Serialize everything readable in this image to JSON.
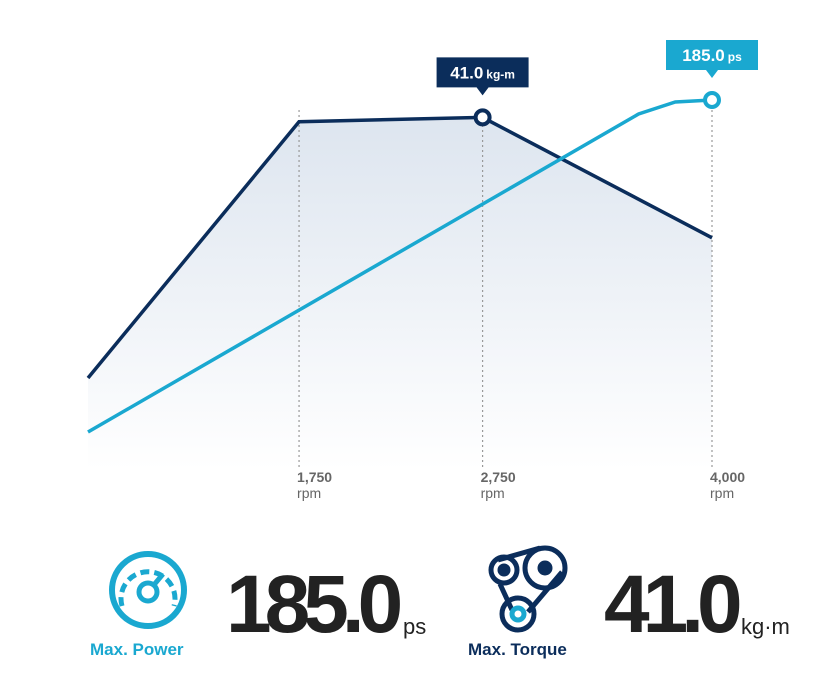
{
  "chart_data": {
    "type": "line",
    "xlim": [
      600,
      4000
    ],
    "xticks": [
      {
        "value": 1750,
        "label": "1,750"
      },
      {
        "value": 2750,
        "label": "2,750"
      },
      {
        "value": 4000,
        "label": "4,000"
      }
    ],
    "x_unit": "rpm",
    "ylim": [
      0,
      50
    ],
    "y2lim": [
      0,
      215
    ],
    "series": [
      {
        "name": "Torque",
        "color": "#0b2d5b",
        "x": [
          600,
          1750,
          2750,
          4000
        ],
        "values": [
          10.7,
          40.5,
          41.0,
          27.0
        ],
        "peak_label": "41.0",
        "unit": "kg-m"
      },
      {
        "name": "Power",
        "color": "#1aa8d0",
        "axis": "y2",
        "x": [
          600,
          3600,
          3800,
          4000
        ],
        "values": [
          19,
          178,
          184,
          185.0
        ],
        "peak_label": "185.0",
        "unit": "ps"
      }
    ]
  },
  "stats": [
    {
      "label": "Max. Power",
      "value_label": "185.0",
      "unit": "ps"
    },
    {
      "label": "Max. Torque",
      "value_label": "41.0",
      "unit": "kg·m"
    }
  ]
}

^^^^^^^^^^^^^^^^

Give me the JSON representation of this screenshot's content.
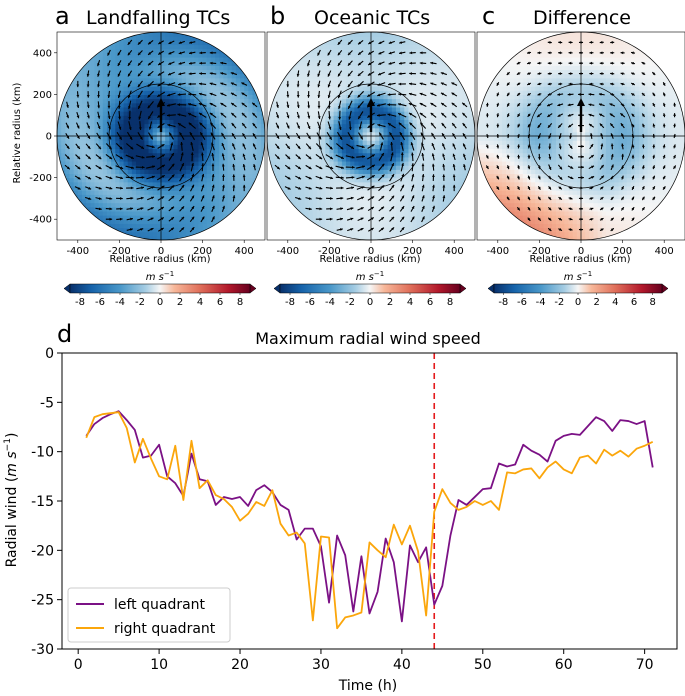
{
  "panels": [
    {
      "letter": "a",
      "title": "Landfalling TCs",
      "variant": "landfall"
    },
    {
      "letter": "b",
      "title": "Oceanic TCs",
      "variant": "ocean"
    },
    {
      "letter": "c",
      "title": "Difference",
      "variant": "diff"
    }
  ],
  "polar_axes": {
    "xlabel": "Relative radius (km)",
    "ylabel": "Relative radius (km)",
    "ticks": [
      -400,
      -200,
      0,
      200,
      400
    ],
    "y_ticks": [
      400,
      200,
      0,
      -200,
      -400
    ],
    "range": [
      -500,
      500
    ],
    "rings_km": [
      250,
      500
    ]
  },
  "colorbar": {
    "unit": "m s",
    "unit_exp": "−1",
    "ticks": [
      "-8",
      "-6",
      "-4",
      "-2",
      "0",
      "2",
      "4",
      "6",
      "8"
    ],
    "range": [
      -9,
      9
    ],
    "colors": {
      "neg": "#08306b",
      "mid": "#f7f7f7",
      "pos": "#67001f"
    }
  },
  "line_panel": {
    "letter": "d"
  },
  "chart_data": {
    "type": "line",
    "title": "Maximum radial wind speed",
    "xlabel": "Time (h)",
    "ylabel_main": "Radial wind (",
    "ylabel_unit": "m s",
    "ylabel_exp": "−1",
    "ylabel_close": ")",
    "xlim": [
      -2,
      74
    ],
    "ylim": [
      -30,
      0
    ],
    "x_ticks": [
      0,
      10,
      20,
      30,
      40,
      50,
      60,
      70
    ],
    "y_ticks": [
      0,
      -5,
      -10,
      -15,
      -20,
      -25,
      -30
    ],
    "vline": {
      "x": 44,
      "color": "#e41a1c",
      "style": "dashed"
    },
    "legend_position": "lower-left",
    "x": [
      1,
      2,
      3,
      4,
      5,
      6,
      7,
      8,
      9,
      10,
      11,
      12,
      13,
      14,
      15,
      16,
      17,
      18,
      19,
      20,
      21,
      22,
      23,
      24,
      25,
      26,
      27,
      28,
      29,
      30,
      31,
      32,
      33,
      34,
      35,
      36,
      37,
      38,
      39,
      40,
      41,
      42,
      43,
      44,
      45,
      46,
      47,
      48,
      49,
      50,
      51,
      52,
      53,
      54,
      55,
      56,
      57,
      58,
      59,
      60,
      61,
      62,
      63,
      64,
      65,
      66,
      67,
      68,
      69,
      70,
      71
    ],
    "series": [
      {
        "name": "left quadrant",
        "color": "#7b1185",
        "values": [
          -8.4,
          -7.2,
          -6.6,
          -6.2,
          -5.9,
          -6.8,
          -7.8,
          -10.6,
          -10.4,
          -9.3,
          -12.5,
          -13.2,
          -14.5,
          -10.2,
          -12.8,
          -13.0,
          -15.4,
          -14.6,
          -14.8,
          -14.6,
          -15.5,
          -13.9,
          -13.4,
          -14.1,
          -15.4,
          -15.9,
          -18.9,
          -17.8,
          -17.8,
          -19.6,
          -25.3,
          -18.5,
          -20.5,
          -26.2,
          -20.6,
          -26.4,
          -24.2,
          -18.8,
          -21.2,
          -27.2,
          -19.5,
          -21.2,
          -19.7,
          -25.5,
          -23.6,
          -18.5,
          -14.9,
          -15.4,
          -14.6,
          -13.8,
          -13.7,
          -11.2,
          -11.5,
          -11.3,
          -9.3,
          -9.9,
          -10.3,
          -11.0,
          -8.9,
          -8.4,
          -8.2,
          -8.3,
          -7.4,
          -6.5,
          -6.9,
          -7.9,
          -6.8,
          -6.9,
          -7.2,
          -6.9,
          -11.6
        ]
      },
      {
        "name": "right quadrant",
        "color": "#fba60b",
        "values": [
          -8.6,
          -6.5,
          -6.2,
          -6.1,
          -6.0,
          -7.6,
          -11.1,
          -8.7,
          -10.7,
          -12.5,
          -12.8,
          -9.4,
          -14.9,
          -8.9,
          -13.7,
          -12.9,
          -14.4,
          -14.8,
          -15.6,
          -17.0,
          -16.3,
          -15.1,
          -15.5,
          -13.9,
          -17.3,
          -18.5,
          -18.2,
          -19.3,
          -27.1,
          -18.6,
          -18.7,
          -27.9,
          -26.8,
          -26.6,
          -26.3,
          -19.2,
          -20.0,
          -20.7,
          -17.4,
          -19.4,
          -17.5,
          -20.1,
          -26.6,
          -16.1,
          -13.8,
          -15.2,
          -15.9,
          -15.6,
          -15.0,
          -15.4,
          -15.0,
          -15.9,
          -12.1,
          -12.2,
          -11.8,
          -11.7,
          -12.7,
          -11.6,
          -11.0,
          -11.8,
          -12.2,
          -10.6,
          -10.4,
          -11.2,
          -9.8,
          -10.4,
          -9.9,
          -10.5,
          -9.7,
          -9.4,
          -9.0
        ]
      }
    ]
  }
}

^^^^^^^^^^^^^^^^

Problem requirements:
Spot every line that holds "JSON" and copy it.

Answer to this exercise:
Serialize everything readable in this image to JSON.
Give me the JSON representation of this screenshot's content.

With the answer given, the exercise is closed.